VOTRE OBJECTIF —
Poursuivez le compte rendu de conférence sur l'insertion par l'activité économique à partir de sa dernière phrase.

TEXTE FOURNI —

==============================

CR de conférence sur l'ESS

Vers de nouvelles conventions d’insertion et de collaboration entre acteurs ?

Conférence Atelier IDF, 24 mars 2016


27 juin 2016

 Lors d’une rencontre organisée par l’Atelier, le 24 mars dernier, acteurs et chercheurs ont pu échanger autour des partenariats possibles entre les entreprises « classiques » (EC) et les structures de l’insertion par l’activité économique (SIAE) : pourquoi et comment les EC et ESS collaborent-elles?

 


3 points à retenir :

1- La vision de l’insertion évolue et il y a un intérêt à considérer les convergences et complémentarités des acteurs sur un territoire (entreprises classiques/ structures de l’insertion par l’activité économique ).

2- En plus des motifs connus de collaboration entre SIAE et entreprises « classiques », une recherche récente recense trois modalités d'accord qui sous-tendent conventions d'insertion et collaborations entre acteurs (convention civique marchande, civique industrielle et civique connexionniste).

3- Dans un contexte français assez cloisonné qui manque de transversalité (entre thématiques, entre politiques publiques, entre projets…), les participants insistent sur l'importance de démarches de facilitation, sur l’intérêt à établir des passerelles, à faire se croiser des mondes qui ne sont pas systématiquement en opposition.

 

L'insertion par l'activité économique (IAE) qui date des années 1980 couvre un large spectre d’acteurs avec des statuts et des modalités d’intervention très différents. Ainsi d’après la Direction de l’animation de la recherche, des études et des statistiques (DARES), en 2013, 127 600 salariés travaillent en moyenne chaque mois dans les 3 200 structures conventionnées : 45% en associations intermédiaires (AI), 35% en ateliers et chantiers d’insertion (ACI), 10% en entreprises d’insertion (EI) et 10% en entreprises de travail temporaire d’insertion (ETTI).

==============================

SECTION DES DONNÉES —
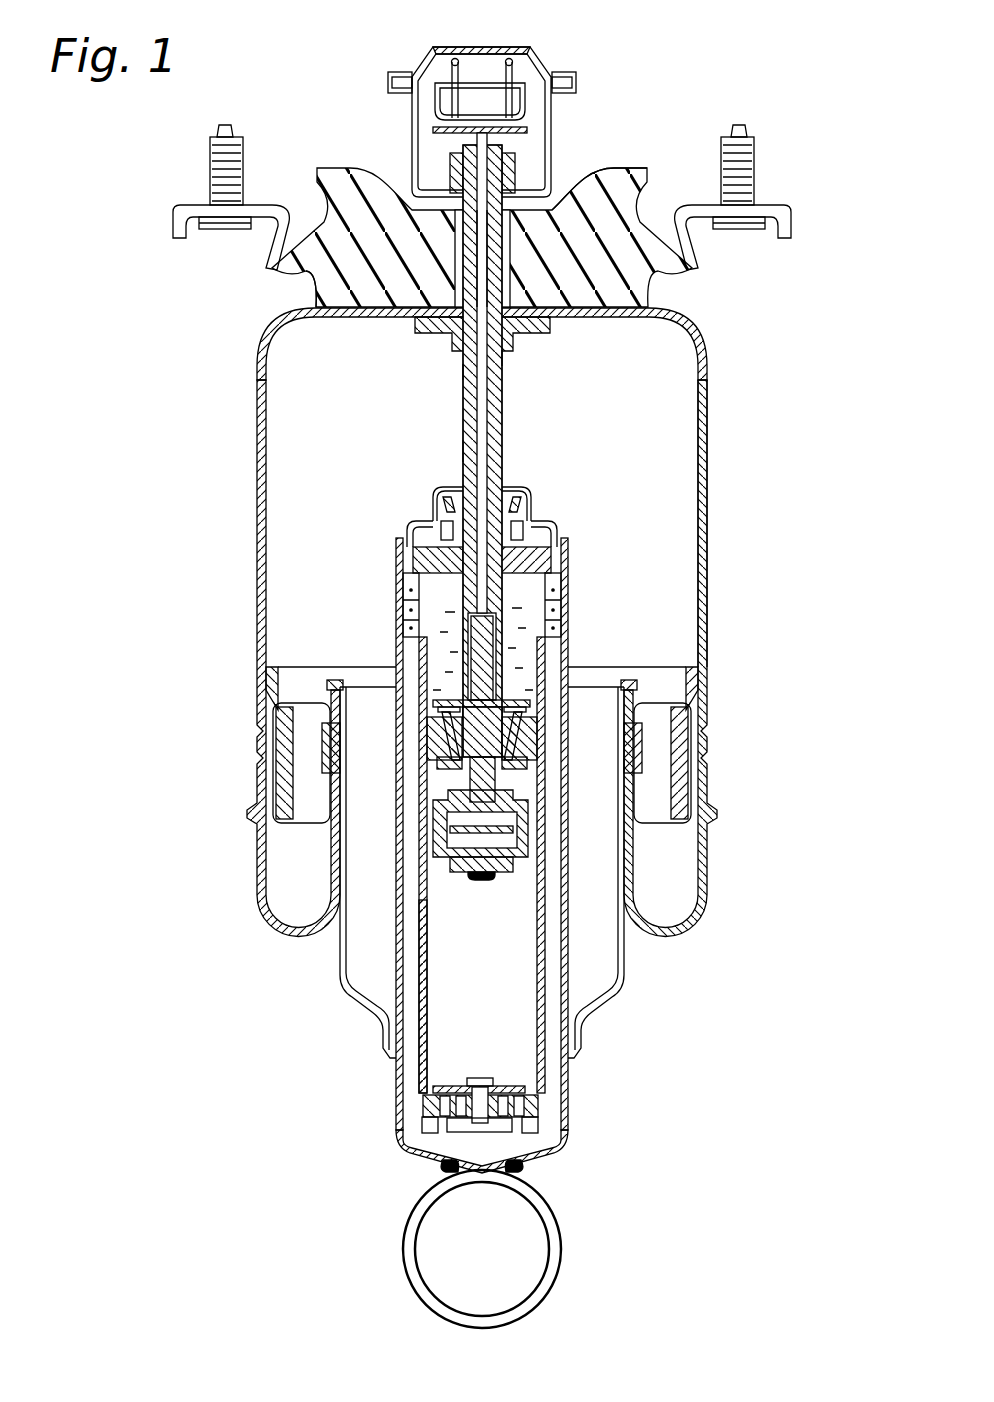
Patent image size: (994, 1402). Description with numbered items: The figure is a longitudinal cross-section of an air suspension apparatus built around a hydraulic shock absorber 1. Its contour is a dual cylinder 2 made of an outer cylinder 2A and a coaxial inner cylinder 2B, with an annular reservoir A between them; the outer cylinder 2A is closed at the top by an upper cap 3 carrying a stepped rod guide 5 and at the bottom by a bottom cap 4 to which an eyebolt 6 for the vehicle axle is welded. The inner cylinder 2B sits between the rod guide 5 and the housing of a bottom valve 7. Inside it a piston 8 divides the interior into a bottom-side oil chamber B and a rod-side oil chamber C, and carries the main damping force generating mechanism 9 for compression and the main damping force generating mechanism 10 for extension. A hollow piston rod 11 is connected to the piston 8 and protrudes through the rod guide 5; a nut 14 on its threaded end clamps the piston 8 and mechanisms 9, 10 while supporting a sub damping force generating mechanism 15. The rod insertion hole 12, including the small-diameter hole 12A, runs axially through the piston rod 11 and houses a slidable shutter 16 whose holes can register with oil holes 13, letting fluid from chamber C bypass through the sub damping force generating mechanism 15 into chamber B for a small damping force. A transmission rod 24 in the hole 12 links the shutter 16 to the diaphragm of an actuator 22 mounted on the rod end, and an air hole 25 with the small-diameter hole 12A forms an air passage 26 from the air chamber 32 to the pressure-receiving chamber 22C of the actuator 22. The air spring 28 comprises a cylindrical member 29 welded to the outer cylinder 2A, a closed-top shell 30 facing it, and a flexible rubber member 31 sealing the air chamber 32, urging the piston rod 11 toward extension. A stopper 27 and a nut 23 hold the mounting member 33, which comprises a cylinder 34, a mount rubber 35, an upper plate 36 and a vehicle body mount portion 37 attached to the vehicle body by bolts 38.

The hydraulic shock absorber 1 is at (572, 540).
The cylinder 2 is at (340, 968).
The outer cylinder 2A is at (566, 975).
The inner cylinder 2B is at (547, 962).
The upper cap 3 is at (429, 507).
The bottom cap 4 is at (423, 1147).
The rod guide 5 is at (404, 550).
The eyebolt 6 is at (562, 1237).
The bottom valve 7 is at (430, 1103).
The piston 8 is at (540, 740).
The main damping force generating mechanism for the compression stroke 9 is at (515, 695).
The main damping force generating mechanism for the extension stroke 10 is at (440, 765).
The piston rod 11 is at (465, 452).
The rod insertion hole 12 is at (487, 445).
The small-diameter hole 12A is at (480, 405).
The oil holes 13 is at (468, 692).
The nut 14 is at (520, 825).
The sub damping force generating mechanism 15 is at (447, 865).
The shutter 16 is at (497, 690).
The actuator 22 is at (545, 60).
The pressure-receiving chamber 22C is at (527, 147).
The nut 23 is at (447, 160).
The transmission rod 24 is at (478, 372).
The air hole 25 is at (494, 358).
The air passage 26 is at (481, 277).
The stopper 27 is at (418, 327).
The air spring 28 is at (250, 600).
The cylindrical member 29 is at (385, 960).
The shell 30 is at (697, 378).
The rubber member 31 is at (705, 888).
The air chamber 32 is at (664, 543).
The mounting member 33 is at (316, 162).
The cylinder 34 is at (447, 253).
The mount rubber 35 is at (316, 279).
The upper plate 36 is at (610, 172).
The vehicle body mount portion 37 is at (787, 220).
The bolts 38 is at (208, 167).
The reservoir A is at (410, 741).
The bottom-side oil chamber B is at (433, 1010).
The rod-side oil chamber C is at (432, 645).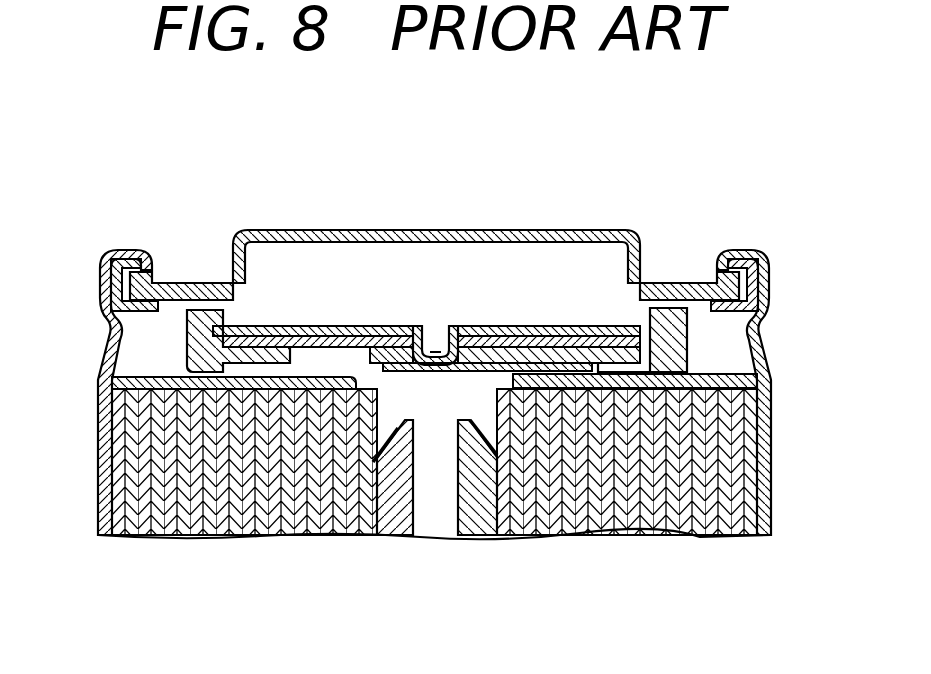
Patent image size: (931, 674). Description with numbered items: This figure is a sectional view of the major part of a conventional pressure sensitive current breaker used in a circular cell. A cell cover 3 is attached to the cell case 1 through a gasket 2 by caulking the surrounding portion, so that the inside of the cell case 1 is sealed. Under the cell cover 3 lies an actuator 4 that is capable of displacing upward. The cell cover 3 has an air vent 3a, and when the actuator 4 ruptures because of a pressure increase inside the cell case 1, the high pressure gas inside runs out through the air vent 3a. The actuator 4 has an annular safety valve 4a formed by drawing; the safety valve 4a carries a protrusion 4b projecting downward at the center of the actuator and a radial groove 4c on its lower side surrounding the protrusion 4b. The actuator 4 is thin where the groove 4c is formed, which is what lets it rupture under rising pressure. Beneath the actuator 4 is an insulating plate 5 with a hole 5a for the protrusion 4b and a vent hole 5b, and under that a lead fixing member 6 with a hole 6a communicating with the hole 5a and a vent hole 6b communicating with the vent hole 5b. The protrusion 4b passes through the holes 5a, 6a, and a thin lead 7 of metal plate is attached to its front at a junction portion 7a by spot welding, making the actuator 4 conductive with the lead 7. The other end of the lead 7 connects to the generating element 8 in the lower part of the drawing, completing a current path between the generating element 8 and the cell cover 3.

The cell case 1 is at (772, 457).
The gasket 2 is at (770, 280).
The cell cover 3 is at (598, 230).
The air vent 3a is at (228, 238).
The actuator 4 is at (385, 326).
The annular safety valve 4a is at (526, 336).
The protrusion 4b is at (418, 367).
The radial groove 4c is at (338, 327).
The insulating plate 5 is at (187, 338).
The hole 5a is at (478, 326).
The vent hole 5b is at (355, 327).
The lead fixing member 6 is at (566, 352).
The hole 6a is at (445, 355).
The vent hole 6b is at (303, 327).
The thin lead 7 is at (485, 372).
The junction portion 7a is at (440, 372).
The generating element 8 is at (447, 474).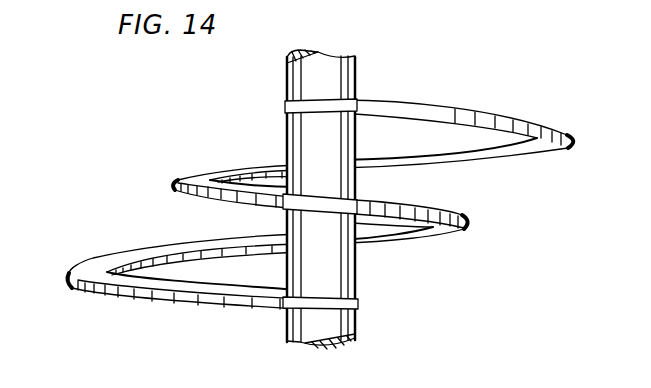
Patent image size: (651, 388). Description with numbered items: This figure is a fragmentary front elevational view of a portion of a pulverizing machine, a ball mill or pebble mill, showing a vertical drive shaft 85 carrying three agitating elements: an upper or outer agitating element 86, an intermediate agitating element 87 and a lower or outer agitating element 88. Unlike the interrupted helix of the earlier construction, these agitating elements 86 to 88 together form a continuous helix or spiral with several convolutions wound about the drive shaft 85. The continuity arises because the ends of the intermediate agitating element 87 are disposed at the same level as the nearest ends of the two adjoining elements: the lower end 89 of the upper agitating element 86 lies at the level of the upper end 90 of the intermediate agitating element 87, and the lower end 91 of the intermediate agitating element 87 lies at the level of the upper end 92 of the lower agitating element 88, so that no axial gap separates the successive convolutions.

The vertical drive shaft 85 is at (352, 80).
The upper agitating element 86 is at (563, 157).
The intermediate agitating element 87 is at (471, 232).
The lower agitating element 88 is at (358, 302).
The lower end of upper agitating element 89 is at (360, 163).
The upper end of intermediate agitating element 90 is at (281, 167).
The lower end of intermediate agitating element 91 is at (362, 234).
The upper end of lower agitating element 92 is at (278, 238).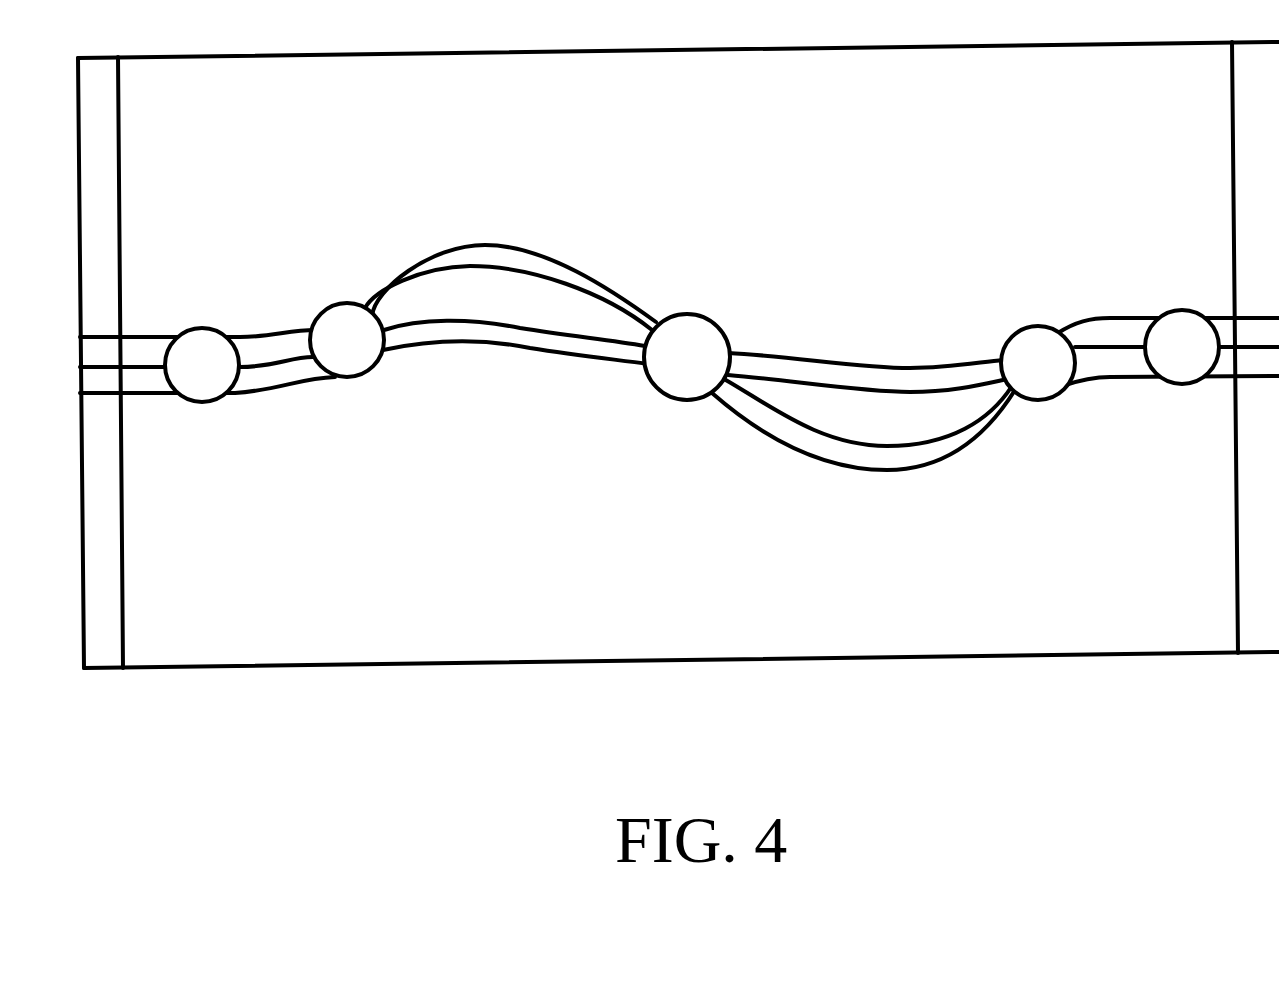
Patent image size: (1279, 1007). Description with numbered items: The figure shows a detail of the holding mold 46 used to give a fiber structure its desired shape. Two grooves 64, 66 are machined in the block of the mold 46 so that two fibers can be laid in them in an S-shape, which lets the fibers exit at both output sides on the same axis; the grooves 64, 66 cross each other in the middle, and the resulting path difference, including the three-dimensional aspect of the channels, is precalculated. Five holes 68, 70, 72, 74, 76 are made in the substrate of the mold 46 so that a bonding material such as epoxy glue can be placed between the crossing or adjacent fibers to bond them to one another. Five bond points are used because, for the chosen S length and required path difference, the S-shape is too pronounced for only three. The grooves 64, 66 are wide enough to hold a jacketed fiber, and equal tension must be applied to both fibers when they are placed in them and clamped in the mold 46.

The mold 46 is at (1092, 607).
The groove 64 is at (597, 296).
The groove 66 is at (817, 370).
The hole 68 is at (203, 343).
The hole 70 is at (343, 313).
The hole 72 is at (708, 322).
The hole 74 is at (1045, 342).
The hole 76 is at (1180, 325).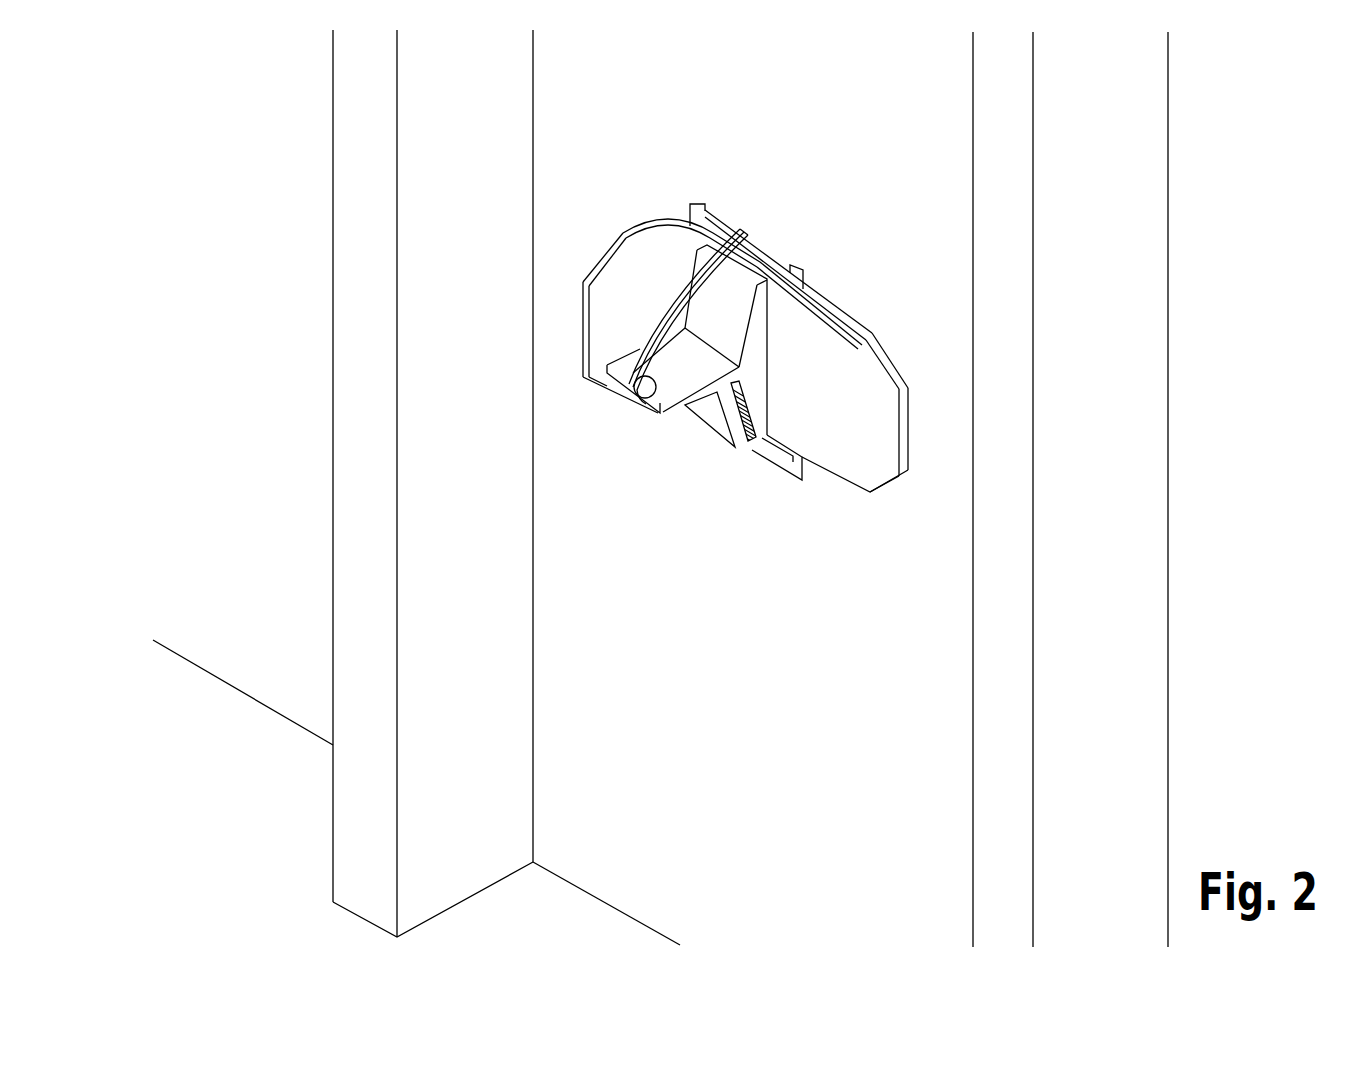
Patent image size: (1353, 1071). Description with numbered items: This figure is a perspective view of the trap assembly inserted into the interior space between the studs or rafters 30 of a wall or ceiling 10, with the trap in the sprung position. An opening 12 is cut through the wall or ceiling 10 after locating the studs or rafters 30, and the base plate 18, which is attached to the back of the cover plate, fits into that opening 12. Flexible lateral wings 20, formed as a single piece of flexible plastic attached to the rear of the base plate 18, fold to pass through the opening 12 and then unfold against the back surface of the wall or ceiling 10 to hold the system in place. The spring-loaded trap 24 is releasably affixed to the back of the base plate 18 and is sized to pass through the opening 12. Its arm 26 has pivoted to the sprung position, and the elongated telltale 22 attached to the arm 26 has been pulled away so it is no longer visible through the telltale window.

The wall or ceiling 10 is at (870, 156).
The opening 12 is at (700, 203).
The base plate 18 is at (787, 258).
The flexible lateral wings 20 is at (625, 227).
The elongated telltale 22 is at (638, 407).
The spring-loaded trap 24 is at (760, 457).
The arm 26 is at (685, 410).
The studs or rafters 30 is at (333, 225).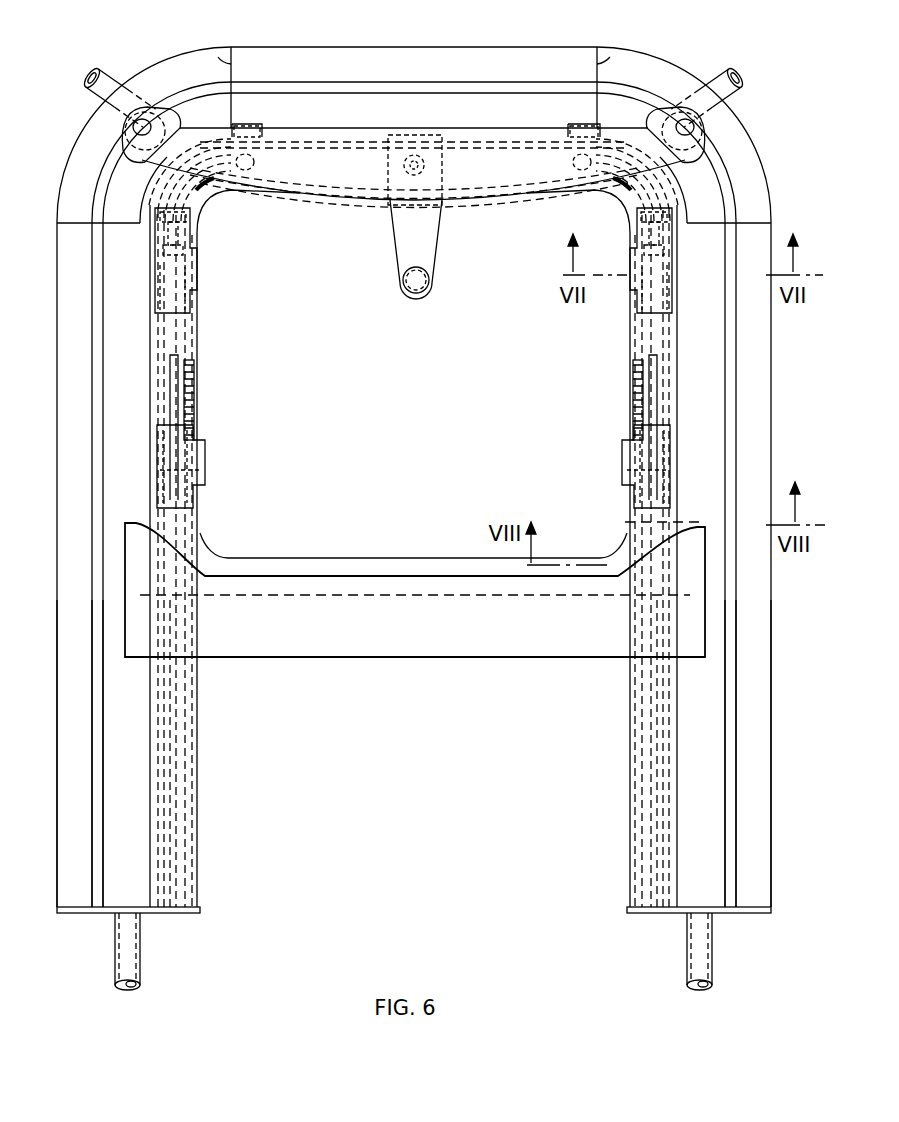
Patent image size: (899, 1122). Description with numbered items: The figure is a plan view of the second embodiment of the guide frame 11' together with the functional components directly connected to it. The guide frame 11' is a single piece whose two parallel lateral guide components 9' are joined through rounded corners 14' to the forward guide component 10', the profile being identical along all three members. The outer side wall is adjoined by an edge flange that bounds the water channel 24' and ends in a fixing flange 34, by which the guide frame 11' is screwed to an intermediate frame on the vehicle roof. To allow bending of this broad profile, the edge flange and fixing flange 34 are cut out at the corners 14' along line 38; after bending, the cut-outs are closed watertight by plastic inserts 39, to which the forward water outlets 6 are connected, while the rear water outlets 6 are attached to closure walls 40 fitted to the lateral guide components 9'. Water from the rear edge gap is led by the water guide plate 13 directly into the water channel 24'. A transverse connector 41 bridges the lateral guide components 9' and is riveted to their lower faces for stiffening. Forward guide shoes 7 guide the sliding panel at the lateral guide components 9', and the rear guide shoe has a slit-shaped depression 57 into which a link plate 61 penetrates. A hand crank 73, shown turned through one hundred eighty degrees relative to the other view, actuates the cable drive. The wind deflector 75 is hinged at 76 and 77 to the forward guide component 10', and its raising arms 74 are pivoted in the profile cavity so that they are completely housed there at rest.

==============================

RÉSULTAT DE L'EXERCICE —
 

Depuis, sa définition et sa vision évoluent. Pour beaucoup d’acteurs, le mot insertion est galvaudé et ils préfèrent parler « d'accompagnement professionnel renforcé » comme Mamadou Touré de Self Interim, une ETTI de Bondy. En effet renchérit Philippe Gobillon, de Plaine Centrale Initiative (directeur du plan local pour l'insertion et l'emploi, PLIE), « les acteurs de l'insertion mettent en œuvre des outils qui concourent à l'attractivité du territoire, qui peuvent être mis à disposition des acteurs de l’économique classique ».

 

D’ailleurs, si l’on insiste souvent sur les nombreuses différences entre acteurs de l'économie classique et acteur de l'économie sociale et solidaire (ESS), il y a aussi beaucoup à miser sur leurs convergences et complémentarités, au profit des salariés et du territoire.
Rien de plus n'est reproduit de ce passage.